Identify the lines that contain the string "tried", then copy each of them.
--- Begin MATERIAL PROVIDED ---
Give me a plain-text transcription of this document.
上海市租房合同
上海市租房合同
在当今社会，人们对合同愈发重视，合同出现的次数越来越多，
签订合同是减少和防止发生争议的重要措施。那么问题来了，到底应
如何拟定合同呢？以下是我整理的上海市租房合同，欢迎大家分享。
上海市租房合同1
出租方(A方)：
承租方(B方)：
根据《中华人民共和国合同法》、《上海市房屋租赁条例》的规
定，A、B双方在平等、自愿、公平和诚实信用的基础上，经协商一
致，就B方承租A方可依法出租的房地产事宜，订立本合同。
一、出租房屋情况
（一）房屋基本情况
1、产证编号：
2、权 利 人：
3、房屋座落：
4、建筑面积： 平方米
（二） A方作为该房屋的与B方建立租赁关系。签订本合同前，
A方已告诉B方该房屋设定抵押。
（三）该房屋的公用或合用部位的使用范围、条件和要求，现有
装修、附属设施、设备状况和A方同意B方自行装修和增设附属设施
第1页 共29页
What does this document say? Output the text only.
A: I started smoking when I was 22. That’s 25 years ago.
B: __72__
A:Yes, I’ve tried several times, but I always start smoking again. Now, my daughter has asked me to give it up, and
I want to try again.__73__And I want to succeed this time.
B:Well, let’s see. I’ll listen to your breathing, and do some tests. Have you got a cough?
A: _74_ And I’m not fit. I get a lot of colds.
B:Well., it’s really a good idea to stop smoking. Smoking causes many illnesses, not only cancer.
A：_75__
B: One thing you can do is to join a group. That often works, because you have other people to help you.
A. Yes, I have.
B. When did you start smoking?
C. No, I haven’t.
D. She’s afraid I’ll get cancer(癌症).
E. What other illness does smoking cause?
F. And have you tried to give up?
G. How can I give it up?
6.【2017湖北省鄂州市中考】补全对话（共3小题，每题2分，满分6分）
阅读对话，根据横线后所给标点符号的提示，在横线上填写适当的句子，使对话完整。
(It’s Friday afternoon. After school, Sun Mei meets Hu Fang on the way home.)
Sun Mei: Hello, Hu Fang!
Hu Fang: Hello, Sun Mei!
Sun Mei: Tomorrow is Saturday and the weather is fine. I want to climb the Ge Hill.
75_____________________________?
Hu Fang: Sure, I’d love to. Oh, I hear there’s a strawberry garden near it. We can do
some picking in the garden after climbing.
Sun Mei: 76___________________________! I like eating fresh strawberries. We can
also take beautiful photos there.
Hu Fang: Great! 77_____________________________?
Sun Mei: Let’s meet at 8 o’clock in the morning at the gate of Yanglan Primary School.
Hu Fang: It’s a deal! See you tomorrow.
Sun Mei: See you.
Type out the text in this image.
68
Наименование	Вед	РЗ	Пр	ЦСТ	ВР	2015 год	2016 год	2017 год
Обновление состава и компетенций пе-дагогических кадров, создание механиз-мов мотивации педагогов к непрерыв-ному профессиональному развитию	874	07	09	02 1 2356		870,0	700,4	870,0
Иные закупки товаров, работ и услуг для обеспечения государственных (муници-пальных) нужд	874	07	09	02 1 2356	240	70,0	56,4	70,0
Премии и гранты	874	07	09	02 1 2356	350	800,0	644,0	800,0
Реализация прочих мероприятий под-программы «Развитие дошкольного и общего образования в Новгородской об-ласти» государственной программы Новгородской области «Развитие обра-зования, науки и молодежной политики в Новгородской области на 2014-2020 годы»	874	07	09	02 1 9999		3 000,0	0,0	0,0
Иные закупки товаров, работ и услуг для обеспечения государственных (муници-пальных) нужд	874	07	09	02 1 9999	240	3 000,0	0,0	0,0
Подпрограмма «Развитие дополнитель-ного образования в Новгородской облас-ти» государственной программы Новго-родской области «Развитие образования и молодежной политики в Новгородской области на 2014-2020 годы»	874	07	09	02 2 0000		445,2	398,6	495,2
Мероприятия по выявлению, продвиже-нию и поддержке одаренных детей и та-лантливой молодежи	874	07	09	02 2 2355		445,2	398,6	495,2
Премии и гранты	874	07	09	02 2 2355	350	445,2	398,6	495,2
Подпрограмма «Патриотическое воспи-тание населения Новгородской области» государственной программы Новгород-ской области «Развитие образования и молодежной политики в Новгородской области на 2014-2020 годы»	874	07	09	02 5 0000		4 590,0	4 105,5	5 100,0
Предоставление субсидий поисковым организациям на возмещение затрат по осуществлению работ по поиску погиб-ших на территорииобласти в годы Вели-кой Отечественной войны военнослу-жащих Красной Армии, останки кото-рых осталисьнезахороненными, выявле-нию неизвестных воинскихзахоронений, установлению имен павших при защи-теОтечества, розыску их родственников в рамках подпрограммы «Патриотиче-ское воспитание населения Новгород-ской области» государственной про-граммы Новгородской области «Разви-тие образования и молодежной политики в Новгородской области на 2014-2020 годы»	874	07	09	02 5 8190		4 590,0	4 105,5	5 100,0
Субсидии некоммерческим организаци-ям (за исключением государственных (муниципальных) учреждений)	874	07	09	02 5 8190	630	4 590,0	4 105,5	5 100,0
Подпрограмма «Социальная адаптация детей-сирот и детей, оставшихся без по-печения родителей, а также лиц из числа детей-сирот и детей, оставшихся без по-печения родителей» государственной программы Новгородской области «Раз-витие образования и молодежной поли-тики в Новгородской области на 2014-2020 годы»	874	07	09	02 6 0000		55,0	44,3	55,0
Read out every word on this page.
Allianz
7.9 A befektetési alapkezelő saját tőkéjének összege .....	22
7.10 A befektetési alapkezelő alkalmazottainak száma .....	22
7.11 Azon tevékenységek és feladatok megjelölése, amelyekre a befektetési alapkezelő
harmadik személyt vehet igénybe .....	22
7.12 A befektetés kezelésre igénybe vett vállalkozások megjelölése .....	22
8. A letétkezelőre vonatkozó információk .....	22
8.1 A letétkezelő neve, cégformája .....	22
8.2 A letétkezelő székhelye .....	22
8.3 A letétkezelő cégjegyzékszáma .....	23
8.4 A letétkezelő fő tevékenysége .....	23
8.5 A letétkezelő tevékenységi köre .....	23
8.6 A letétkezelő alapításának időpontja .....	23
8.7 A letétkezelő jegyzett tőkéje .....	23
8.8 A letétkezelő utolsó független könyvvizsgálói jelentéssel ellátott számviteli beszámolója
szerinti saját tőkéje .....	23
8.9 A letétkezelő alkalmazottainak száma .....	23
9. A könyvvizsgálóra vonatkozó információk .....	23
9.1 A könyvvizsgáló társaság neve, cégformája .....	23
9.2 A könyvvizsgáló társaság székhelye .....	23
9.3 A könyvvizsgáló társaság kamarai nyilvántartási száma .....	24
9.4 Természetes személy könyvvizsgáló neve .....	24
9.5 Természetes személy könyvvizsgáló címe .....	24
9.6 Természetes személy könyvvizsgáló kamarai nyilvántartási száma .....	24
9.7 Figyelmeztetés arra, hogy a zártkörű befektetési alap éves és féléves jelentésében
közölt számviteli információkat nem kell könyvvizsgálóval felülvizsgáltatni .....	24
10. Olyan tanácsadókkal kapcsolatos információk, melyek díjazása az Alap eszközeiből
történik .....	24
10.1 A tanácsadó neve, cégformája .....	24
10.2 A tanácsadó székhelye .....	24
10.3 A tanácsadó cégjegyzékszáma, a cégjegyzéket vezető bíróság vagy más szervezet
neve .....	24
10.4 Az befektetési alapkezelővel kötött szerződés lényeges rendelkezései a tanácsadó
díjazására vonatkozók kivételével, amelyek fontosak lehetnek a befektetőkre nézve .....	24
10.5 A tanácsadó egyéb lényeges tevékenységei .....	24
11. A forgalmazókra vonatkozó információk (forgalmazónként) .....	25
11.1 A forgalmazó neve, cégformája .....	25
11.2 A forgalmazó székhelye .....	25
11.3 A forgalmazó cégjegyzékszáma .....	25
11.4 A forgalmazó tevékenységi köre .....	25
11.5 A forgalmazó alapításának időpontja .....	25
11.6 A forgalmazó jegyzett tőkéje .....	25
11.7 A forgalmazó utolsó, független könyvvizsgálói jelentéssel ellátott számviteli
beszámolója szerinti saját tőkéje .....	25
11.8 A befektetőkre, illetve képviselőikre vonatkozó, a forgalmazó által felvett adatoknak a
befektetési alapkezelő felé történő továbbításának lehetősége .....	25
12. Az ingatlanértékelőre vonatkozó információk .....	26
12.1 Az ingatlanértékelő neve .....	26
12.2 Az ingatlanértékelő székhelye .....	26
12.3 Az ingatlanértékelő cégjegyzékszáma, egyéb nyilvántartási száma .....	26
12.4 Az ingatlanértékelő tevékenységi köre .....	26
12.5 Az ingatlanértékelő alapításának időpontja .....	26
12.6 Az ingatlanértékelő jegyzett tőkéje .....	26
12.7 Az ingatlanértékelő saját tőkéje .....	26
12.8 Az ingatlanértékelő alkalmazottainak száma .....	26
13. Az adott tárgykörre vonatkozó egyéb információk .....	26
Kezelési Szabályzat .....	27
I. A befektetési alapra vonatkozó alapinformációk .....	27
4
--- End MATERIAL PROVIDED ---
# FINISHED TASK
A:Yes, I’ve tried several times, but I always start smoking again. Now, my daughter has asked me to give it up, and
F. And have you tried to give up?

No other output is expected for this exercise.